(Exercise directions)
Spot every line with the word "into" and return it.

(Exercise material)
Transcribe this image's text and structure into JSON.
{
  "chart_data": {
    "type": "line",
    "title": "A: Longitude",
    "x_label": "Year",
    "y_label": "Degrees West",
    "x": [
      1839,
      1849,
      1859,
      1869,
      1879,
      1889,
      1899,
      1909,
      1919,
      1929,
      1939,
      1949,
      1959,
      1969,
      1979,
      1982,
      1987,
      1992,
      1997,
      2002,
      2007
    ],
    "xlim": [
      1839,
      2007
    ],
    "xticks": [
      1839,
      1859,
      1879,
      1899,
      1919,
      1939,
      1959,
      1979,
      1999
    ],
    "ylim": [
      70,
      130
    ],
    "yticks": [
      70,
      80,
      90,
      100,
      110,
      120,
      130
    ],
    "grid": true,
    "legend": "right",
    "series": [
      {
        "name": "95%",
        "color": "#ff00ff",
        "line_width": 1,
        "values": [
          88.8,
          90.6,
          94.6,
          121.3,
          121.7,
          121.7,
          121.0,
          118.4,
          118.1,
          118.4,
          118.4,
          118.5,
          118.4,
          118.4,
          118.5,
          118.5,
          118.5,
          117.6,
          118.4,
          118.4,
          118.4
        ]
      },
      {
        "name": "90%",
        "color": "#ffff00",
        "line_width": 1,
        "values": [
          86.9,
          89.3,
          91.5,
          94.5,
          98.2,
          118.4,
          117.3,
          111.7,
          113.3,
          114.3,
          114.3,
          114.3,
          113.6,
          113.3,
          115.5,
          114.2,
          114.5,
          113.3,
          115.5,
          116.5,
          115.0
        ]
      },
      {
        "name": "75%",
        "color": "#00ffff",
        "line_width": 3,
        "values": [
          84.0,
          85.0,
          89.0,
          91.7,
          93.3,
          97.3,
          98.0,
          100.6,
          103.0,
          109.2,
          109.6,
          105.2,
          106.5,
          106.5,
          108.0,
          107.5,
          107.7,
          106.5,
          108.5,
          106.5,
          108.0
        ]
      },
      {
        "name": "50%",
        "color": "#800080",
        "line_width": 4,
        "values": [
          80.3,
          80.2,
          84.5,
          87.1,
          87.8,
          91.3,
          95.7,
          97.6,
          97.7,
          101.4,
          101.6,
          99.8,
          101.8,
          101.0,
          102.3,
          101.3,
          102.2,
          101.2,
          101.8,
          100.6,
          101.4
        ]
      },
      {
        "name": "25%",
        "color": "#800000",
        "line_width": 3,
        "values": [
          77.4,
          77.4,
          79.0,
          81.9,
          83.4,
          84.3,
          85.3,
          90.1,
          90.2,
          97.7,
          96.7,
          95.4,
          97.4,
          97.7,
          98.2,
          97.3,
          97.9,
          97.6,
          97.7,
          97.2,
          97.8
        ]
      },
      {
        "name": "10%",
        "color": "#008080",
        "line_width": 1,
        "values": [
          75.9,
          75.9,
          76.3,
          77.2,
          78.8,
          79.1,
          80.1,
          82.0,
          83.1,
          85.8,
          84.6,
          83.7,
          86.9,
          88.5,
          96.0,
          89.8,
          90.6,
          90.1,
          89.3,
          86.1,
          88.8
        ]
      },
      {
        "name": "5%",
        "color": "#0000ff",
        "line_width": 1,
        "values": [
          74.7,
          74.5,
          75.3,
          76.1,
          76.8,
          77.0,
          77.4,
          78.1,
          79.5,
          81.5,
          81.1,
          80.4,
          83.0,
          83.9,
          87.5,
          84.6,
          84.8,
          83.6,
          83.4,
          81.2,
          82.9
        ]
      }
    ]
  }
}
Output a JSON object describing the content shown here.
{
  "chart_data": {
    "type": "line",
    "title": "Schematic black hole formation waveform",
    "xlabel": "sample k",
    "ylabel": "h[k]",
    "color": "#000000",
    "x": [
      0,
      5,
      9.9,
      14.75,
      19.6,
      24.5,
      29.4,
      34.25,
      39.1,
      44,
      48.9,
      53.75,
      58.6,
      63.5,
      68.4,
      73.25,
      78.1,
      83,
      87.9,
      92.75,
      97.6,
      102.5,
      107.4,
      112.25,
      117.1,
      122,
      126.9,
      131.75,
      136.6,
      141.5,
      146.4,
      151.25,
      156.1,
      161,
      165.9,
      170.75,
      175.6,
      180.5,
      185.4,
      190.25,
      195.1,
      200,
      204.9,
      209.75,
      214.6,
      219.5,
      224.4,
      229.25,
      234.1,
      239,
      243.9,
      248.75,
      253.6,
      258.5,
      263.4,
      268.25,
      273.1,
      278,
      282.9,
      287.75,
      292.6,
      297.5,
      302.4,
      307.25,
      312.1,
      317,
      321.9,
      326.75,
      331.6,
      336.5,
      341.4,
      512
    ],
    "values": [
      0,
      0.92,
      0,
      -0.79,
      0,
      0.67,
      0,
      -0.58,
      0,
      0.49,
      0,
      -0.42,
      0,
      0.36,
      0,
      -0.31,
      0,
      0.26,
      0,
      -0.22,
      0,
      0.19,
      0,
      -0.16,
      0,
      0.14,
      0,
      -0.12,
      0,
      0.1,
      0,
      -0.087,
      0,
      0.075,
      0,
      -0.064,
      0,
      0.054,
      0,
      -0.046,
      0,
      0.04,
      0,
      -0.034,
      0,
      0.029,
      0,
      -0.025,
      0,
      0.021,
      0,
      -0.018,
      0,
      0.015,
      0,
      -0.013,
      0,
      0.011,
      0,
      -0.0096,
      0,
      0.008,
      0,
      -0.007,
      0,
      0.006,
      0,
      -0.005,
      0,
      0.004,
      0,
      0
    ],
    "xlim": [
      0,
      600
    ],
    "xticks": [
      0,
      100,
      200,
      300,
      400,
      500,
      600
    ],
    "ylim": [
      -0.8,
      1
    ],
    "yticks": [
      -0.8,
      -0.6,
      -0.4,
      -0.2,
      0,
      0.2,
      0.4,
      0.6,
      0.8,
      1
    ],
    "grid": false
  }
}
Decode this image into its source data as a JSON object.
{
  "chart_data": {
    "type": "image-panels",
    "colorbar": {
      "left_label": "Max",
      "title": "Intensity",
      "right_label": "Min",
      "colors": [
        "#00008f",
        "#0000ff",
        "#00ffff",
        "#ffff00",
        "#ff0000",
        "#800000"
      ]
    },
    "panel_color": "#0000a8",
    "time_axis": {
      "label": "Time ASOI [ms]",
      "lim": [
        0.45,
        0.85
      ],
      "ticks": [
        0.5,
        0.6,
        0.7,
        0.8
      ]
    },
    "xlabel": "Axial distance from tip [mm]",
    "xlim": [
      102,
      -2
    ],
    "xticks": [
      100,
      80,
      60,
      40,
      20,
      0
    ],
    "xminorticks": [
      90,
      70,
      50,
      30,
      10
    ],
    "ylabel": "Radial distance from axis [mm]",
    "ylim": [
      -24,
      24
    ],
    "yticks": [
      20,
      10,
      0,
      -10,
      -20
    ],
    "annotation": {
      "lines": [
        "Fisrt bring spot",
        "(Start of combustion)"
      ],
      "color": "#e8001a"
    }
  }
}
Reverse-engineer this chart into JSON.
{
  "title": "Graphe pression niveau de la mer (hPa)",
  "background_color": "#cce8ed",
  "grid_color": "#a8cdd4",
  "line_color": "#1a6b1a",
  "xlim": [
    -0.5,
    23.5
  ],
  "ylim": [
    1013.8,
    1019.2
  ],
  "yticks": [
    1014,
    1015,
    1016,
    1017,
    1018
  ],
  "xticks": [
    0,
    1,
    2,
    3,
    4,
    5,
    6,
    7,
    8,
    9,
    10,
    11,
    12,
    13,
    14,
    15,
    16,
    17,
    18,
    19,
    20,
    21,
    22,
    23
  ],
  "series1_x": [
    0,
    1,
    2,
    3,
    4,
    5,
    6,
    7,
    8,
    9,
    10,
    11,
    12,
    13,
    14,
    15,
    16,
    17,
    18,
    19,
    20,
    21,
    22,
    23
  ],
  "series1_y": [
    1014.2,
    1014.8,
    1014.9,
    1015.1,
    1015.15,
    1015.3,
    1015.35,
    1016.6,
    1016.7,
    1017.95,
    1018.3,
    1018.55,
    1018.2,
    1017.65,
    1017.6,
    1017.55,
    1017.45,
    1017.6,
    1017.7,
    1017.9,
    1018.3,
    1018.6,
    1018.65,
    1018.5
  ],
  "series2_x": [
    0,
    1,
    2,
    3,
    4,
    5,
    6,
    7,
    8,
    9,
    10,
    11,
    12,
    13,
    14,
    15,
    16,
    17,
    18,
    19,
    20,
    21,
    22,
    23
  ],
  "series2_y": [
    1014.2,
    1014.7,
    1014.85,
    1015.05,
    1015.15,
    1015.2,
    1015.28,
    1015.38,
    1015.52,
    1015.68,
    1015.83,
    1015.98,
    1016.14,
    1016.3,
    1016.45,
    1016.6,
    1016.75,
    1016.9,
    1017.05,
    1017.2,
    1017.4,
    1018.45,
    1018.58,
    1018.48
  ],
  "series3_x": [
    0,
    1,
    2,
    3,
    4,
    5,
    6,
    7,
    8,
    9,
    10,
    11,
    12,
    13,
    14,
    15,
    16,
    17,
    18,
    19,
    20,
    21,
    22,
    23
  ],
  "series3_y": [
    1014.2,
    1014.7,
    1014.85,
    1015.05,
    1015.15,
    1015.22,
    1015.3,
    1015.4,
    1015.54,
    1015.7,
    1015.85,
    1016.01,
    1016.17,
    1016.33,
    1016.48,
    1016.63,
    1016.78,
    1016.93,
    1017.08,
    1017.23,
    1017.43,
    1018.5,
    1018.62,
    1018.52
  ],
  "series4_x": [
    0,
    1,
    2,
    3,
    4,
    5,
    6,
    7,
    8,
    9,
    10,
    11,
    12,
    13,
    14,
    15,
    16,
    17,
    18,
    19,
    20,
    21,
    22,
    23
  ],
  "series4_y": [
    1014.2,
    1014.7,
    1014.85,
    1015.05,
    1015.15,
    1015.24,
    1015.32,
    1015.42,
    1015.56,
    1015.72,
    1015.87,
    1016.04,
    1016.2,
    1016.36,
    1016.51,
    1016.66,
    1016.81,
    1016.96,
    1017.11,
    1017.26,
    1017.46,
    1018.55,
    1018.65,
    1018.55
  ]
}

(Written response)
Transcribe this image's text and structure into JSON.
Decode this image into its source data as a JSON object.
Reverse-engineer this chart into JSON.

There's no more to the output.